**SOURCE DATA**.
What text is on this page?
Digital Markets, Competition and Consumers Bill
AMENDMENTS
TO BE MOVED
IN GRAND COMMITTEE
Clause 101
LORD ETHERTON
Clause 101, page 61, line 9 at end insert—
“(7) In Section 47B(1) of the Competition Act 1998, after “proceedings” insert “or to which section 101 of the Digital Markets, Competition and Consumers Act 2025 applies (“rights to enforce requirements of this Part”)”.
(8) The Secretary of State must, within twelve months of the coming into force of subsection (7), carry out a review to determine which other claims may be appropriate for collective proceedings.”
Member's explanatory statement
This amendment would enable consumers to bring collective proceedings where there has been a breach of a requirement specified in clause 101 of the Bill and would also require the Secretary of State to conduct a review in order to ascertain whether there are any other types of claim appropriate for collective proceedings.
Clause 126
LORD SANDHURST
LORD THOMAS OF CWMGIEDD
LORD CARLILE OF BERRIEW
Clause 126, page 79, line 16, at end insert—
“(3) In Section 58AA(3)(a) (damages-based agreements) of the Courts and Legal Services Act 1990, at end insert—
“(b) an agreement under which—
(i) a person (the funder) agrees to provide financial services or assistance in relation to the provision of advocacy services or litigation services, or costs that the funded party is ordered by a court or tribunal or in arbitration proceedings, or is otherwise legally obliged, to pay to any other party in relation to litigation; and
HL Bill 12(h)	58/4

**TASK**. Give all the records again. Match them exactly.

**TASK ANSWER**.
What text is on this page?
Digital Markets, Competition and Consumers Bill
AMENDMENTS
TO BE MOVED
IN GRAND COMMITTEE
Clause 101
LORD ETHERTON
Clause 101, page 61, line 9 at end insert—
“(7) In Section 47B(1) of the Competition Act 1998, after “proceedings” insert “or to which section 101 of the Digital Markets, Competition and Consumers Act 2025 applies (“rights to enforce requirements of this Part”)”.
(8) The Secretary of State must, within twelve months of the coming into force of subsection (7), carry out a review to determine which other claims may be appropriate for collective proceedings.”
Member's explanatory statement
This amendment would enable consumers to bring collective proceedings where there has been a breach of a requirement specified in clause 101 of the Bill and would also require the Secretary of State to conduct a review in order to ascertain whether there are any other types of claim appropriate for collective proceedings.
Clause 126
LORD SANDHURST
LORD THOMAS OF CWMGIEDD
LORD CARLILE OF BERRIEW
Clause 126, page 79, line 16, at end insert—
“(3) In Section 58AA(3)(a) (damages-based agreements) of the Courts and Legal Services Act 1990, at end insert—
“(b) an agreement under which—
(i) a person (the funder) agrees to provide financial services or assistance in relation to the provision of advocacy services or litigation services, or costs that the funded party is ordered by a court or tribunal or in arbitration proceedings, or is otherwise legally obliged, to pay to any other party in relation to litigation; and
HL Bill 12(h)	58/4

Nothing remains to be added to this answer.